= Stated task =
Turn each of the following entries into a numbered list, one line per item, leaving out any blank lines.

==== Data shown ====

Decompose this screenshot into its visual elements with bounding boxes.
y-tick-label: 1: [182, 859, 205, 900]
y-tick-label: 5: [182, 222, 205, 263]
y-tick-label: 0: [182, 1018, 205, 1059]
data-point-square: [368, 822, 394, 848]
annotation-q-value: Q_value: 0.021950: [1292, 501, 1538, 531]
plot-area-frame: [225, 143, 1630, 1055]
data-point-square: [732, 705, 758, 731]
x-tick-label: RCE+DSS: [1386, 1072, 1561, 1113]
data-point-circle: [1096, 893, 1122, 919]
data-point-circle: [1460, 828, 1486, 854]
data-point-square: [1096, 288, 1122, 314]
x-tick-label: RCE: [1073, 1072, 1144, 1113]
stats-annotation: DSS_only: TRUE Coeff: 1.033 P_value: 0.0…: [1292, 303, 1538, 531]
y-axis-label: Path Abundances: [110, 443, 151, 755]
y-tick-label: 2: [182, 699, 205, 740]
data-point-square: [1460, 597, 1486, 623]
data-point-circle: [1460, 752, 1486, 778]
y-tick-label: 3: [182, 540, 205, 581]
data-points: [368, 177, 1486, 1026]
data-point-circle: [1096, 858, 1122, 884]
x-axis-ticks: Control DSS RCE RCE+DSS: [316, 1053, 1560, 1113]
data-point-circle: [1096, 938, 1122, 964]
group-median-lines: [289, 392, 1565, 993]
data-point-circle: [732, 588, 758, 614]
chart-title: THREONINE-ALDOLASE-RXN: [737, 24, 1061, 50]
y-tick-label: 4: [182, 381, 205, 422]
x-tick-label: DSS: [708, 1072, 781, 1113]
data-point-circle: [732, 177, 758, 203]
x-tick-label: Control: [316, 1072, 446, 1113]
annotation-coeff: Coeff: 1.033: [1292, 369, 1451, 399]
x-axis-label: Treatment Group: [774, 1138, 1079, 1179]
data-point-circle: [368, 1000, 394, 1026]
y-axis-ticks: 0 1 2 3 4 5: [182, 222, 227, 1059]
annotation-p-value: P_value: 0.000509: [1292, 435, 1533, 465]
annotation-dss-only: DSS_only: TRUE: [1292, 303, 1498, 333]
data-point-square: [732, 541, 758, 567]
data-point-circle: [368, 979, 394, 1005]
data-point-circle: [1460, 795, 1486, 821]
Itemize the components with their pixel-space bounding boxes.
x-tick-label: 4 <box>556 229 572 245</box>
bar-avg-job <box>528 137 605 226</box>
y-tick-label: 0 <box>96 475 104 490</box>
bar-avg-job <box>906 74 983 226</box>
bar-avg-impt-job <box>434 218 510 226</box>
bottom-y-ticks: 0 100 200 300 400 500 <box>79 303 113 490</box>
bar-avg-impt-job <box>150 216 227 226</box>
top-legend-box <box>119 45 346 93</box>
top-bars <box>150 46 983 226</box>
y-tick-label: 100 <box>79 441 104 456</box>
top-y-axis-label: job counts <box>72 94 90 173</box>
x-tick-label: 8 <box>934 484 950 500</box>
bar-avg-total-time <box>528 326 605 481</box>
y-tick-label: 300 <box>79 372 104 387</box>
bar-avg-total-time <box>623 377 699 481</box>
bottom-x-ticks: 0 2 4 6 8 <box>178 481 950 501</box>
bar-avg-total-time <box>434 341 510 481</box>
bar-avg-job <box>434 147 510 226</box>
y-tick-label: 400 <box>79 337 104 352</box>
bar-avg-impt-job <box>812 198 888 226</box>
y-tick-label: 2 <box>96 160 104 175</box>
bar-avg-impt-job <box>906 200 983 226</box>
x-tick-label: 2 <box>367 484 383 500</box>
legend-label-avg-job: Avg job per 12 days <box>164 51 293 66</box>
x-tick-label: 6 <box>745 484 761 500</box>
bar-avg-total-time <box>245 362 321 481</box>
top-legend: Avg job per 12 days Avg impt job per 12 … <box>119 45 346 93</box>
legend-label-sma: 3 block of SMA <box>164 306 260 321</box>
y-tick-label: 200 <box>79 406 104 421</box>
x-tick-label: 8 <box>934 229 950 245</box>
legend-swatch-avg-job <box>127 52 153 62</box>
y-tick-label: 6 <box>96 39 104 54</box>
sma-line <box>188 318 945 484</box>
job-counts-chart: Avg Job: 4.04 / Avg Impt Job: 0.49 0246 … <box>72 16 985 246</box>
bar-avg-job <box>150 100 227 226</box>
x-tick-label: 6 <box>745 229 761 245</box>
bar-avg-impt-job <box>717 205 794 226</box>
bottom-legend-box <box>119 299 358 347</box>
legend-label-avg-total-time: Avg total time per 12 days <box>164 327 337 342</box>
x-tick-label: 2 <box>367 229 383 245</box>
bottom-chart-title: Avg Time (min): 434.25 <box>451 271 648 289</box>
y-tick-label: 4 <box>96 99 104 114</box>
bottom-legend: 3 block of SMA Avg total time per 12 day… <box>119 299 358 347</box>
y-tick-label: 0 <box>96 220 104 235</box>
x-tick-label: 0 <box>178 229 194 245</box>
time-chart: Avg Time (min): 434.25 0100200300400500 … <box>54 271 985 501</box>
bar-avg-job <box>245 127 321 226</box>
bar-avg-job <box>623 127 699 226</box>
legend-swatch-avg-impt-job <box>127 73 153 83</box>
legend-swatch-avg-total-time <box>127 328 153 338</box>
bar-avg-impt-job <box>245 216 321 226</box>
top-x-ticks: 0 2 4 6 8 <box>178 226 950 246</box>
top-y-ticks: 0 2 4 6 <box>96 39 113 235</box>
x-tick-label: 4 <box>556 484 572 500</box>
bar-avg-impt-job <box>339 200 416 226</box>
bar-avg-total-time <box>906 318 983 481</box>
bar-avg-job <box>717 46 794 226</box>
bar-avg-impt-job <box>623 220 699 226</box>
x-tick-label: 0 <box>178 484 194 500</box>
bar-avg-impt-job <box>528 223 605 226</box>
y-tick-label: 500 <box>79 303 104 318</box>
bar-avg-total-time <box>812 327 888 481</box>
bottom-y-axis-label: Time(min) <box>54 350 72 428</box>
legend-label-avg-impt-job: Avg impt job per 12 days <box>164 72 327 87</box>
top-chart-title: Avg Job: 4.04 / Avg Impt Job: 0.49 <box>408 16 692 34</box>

====

= Exercise result =
1. Decompose this screenshot into its visual elements with bounding boxes.
2. y-tick-label: 1: [182, 859, 205, 900]
3. y-tick-label: 5: [182, 222, 205, 263]
4. y-tick-label: 0: [182, 1018, 205, 1059]
5. data-point-square: [368, 822, 394, 848]
6. annotation-q-value: Q_value: 0.021950: [1292, 501, 1538, 531]
7. plot-area-frame: [225, 143, 1630, 1055]
8. data-point-square: [732, 705, 758, 731]
9. x-tick-label: RCE+DSS: [1386, 1072, 1561, 1113]
10. data-point-circle: [1096, 893, 1122, 919]
11. data-point-circle: [1460, 828, 1486, 854]
12. data-point-square: [1096, 288, 1122, 314]
13. x-tick-label: RCE: [1073, 1072, 1144, 1113]
14. stats-annotation: DSS_only: TRUE Coeff: 1.033 P_value: 0.0…: [1292, 303, 1538, 531]
15. y-axis-label: Path Abundances: [110, 443, 151, 755]
16. y-tick-label: 2: [182, 699, 205, 740]
17. data-point-square: [1460, 597, 1486, 623]
18. data-point-circle: [1460, 752, 1486, 778]
19. y-tick-label: 3: [182, 540, 205, 581]
20. data-points: [368, 177, 1486, 1026]
21. data-point-circle: [1096, 858, 1122, 884]
22. x-axis-ticks: Control DSS RCE RCE+DSS: [316, 1053, 1560, 1113]
23. data-point-circle: [1096, 938, 1122, 964]
24. group-median-lines: [289, 392, 1565, 993]
25. data-point-circle: [732, 588, 758, 614]
26. chart-title: THREONINE-ALDOLASE-RXN: [737, 24, 1061, 50]
27. y-tick-label: 4: [182, 381, 205, 422]
28. x-tick-label: DSS: [708, 1072, 781, 1113]
29. data-point-circle: [732, 177, 758, 203]
30. x-tick-label: Control: [316, 1072, 446, 1113]
31. annotation-coeff: Coeff: 1.033: [1292, 369, 1451, 399]
32. x-axis-label: Treatment Group: [774, 1138, 1079, 1179]
33. data-point-circle: [368, 1000, 394, 1026]
34. y-axis-ticks: 0 1 2 3 4 5: [182, 222, 227, 1059]
35. annotation-p-value: P_value: 0.000509: [1292, 435, 1533, 465]
36. annotation-dss-only: DSS_only: TRUE: [1292, 303, 1498, 333]
37. data-point-square: [732, 541, 758, 567]
38. data-point-circle: [368, 979, 394, 1005]
39. data-point-circle: [1460, 795, 1486, 821]
40. Itemize the components with their pixel-space bounding boxes.
41. x-tick-label: 4 <box>556 229 572 245</box>
42. bar-avg-job <box>528 137 605 226</box>
43. y-tick-label: 0 <box>96 475 104 490</box>
44. bar-avg-job <box>906 74 983 226</box>
45. bar-avg-impt-job <box>434 218 510 226</box>
46. bottom-y-ticks: 0 100 200 300 400 500 <box>79 303 113 490</box>
47. bar-avg-impt-job <box>150 216 227 226</box>
48. top-legend-box <box>119 45 346 93</box>
49. top-bars <box>150 46 983 226</box>
50. y-tick-label: 100 <box>79 441 104 456</box>
51. top-y-axis-label: job counts <box>72 94 90 173</box>
52. x-tick-label: 8 <box>934 484 950 500</box>
53. bar-avg-total-time <box>528 326 605 481</box>
54. y-tick-label: 300 <box>79 372 104 387</box>
55. bar-avg-total-time <box>623 377 699 481</box>
56. bottom-x-ticks: 0 2 4 6 8 <box>178 481 950 501</box>
57. bar-avg-total-time <box>434 341 510 481</box>
58. bar-avg-job <box>434 147 510 226</box>
59. y-tick-label: 400 <box>79 337 104 352</box>
60. bar-avg-impt-job <box>812 198 888 226</box>
61. y-tick-label: 2 <box>96 160 104 175</box>
62. bar-avg-impt-job <box>906 200 983 226</box>
63. x-tick-label: 2 <box>367 484 383 500</box>
64. legend-label-avg-job: Avg job per 12 days <box>164 51 293 66</box>
65. x-tick-label: 6 <box>745 484 761 500</box>
66. bar-avg-total-time <box>245 362 321 481</box>
67. top-legend: Avg job per 12 days Avg impt job per 12 … <box>119 45 346 93</box>
68. legend-label-sma: 3 block of SMA <box>164 306 260 321</box>
69. y-tick-label: 200 <box>79 406 104 421</box>
70. x-tick-label: 8 <box>934 229 950 245</box>
71. legend-swatch-avg-job <box>127 52 153 62</box>
72. y-tick-label: 6 <box>96 39 104 54</box>
73. sma-line <box>188 318 945 484</box>
74. job-counts-chart: Avg Job: 4.04 / Avg Impt Job: 0.49 0246 … <box>72 16 985 246</box>
75. bar-avg-job <box>150 100 227 226</box>
76. x-tick-label: 6 <box>745 229 761 245</box>
77. bar-avg-impt-job <box>717 205 794 226</box>
78. bottom-legend-box <box>119 299 358 347</box>
79. legend-label-avg-total-time: Avg total time per 12 days <box>164 327 337 342</box>
80. x-tick-label: 2 <box>367 229 383 245</box>
81. bottom-chart-title: Avg Time (min): 434.25 <box>451 271 648 289</box>
82. y-tick-label: 4 <box>96 99 104 114</box>
83. bottom-legend: 3 block of SMA Avg total time per 12 day… <box>119 299 358 347</box>
84. y-tick-label: 0 <box>96 220 104 235</box>
85. x-tick-label: 0 <box>178 229 194 245</box>
86. time-chart: Avg Time (min): 434.25 0100200300400500 … <box>54 271 985 501</box>
87. bar-avg-job <box>245 127 321 226</box>
88. bar-avg-job <box>623 127 699 226</box>
89. legend-swatch-avg-impt-job <box>127 73 153 83</box>
90. legend-swatch-avg-total-time <box>127 328 153 338</box>
91. bar-avg-impt-job <box>245 216 321 226</box>
92. top-x-ticks: 0 2 4 6 8 <box>178 226 950 246</box>
93. top-y-ticks: 0 2 4 6 <box>96 39 113 235</box>
94. x-tick-label: 4 <box>556 484 572 500</box>
95. bar-avg-impt-job <box>339 200 416 226</box>
96. bar-avg-total-time <box>906 318 983 481</box>
97. bar-avg-job <box>717 46 794 226</box>
98. bar-avg-impt-job <box>623 220 699 226</box>
99. x-tick-label: 0 <box>178 484 194 500</box>
100. bar-avg-impt-job <box>528 223 605 226</box>
101. y-tick-label: 500 <box>79 303 104 318</box>
102. bar-avg-total-time <box>812 327 888 481</box>
103. bottom-y-axis-label: Time(min) <box>54 350 72 428</box>
104. legend-label-avg-impt-job: Avg impt job per 12 days <box>164 72 327 87</box>
105. top-chart-title: Avg Job: 4.04 / Avg Impt Job: 0.49 <box>408 16 692 34</box>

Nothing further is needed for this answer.